#### WHAT YOU ARE ASKED TO DO
Give every entry again, word for word.

(Records contained in a dataset)
####
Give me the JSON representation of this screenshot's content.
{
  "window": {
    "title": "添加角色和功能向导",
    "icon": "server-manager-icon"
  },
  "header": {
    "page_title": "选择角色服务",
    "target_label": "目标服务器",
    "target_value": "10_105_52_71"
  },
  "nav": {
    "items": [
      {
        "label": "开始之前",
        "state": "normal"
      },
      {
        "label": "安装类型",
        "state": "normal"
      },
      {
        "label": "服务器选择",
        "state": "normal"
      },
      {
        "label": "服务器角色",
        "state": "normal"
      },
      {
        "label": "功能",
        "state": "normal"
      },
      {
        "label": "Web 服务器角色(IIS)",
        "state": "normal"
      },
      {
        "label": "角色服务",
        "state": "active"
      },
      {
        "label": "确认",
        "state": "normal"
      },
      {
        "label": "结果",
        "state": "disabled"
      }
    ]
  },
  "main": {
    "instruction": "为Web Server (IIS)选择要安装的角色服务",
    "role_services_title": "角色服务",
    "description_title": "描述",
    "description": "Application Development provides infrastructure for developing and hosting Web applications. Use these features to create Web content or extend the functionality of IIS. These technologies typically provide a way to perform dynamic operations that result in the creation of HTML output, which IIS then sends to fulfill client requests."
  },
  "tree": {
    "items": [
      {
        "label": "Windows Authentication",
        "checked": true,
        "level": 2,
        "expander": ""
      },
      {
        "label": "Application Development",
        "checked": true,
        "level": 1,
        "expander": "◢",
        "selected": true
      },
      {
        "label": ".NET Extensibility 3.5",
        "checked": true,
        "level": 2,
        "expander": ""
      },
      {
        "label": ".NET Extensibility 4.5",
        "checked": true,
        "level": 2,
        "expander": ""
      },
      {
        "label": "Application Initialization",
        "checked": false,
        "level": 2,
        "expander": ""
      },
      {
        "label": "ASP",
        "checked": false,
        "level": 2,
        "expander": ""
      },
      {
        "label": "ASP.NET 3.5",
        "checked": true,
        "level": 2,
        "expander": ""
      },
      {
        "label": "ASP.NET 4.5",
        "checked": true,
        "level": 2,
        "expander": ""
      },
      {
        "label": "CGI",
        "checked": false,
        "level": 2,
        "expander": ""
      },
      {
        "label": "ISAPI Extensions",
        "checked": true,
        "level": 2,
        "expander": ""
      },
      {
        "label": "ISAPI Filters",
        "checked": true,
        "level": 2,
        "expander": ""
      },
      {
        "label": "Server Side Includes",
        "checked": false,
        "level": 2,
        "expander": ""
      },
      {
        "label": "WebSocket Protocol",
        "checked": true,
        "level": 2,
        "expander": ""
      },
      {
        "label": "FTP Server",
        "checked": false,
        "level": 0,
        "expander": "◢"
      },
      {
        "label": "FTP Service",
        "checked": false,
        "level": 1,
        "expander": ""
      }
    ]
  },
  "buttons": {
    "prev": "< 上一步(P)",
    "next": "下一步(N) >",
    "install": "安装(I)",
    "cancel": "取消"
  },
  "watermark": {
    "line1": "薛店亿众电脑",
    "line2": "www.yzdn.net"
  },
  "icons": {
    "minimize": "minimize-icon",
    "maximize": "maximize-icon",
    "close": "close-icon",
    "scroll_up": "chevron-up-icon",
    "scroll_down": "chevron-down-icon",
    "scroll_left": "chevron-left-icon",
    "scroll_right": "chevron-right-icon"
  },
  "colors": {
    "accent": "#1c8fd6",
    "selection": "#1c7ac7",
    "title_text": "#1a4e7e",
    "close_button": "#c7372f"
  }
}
####
#### RESULT OF THIS EXERCISE
Give me the JSON representation of this screenshot's content.
{
  "window": {
    "title": "添加角色和功能向导",
    "icon": "server-manager-icon"
  },
  "header": {
    "page_title": "选择角色服务",
    "target_label": "目标服务器",
    "target_value": "10_105_52_71"
  },
  "nav": {
    "items": [
      {
        "label": "开始之前",
        "state": "normal"
      },
      {
        "label": "安装类型",
        "state": "normal"
      },
      {
        "label": "服务器选择",
        "state": "normal"
      },
      {
        "label": "服务器角色",
        "state": "normal"
      },
      {
        "label": "功能",
        "state": "normal"
      },
      {
        "label": "Web 服务器角色(IIS)",
        "state": "normal"
      },
      {
        "label": "角色服务",
        "state": "active"
      },
      {
        "label": "确认",
        "state": "normal"
      },
      {
        "label": "结果",
        "state": "disabled"
      }
    ]
  },
  "main": {
    "instruction": "为Web Server (IIS)选择要安装的角色服务",
    "role_services_title": "角色服务",
    "description_title": "描述",
    "description": "Application Development provides infrastructure for developing and hosting Web applications. Use these features to create Web content or extend the functionality of IIS. These technologies typically provide a way to perform dynamic operations that result in the creation of HTML output, which IIS then sends to fulfill client requests."
  },
  "tree": {
    "items": [
      {
        "label": "Windows Authentication",
        "checked": true,
        "level": 2,
        "expander": ""
      },
      {
        "label": "Application Development",
        "checked": true,
        "level": 1,
        "expander": "◢",
        "selected": true
      },
      {
        "label": ".NET Extensibility 3.5",
        "checked": true,
        "level": 2,
        "expander": ""
      },
      {
        "label": ".NET Extensibility 4.5",
        "checked": true,
        "level": 2,
        "expander": ""
      },
      {
        "label": "Application Initialization",
        "checked": false,
        "level": 2,
        "expander": ""
      },
      {
        "label": "ASP",
        "checked": false,
        "level": 2,
        "expander": ""
      },
      {
        "label": "ASP.NET 3.5",
        "checked": true,
        "level": 2,
        "expander": ""
      },
      {
        "label": "ASP.NET 4.5",
        "checked": true,
        "level": 2,
        "expander": ""
      },
      {
        "label": "CGI",
        "checked": false,
        "level": 2,
        "expander": ""
      },
      {
        "label": "ISAPI Extensions",
        "checked": true,
        "level": 2,
        "expander": ""
      },
      {
        "label": "ISAPI Filters",
        "checked": true,
        "level": 2,
        "expander": ""
      },
      {
        "label": "Server Side Includes",
        "checked": false,
        "level": 2,
        "expander": ""
      },
      {
        "label": "WebSocket Protocol",
        "checked": true,
        "level": 2,
        "expander": ""
      },
      {
        "label": "FTP Server",
        "checked": false,
        "level": 0,
        "expander": "◢"
      },
      {
        "label": "FTP Service",
        "checked": false,
        "level": 1,
        "expander": ""
      }
    ]
  },
  "buttons": {
    "prev": "< 上一步(P)",
    "next": "下一步(N) >",
    "install": "安装(I)",
    "cancel": "取消"
  },
  "watermark": {
    "line1": "薛店亿众电脑",
    "line2": "www.yzdn.net"
  },
  "icons": {
    "minimize": "minimize-icon",
    "maximize": "maximize-icon",
    "close": "close-icon",
    "scroll_up": "chevron-up-icon",
    "scroll_down": "chevron-down-icon",
    "scroll_left": "chevron-left-icon",
    "scroll_right": "chevron-right-icon"
  },
  "colors": {
    "accent": "#1c8fd6",
    "selection": "#1c7ac7",
    "title_text": "#1a4e7e",
    "close_button": "#c7372f"
  }
}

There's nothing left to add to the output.